§ **STATED PROBLEM**: Find every line in the records below that holds the word "title" and copy it.

§ **EXERCISE INPUT**:
## start

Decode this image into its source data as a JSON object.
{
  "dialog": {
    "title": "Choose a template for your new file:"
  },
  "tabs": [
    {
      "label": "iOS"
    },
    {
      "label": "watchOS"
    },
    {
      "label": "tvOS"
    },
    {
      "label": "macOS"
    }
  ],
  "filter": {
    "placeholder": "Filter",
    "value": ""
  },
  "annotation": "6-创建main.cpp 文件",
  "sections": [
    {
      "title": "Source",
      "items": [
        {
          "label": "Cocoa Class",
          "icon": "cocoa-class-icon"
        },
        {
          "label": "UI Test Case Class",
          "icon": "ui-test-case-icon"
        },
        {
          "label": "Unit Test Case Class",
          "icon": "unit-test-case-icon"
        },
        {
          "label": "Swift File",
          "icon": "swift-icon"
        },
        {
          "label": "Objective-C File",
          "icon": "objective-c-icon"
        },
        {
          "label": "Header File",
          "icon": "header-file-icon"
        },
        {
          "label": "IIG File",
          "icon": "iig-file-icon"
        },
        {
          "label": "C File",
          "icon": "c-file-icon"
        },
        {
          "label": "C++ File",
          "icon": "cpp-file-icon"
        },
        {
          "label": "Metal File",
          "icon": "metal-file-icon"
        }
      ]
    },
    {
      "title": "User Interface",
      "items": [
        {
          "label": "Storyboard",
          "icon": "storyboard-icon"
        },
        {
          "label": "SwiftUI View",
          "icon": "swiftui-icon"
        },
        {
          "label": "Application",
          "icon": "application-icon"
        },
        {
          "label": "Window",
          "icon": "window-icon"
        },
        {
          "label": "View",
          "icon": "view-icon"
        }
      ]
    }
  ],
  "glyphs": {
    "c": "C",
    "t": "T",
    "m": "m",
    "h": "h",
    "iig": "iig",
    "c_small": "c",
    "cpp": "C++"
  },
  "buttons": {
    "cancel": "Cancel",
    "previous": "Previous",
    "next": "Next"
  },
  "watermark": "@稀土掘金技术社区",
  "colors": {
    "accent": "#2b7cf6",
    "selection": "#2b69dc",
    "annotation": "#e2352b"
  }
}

## end

§ **WRITTEN RESPONSE**:
    "title": "Choose a template for your new file:"
      "title": "Source",
      "title": "User Interface",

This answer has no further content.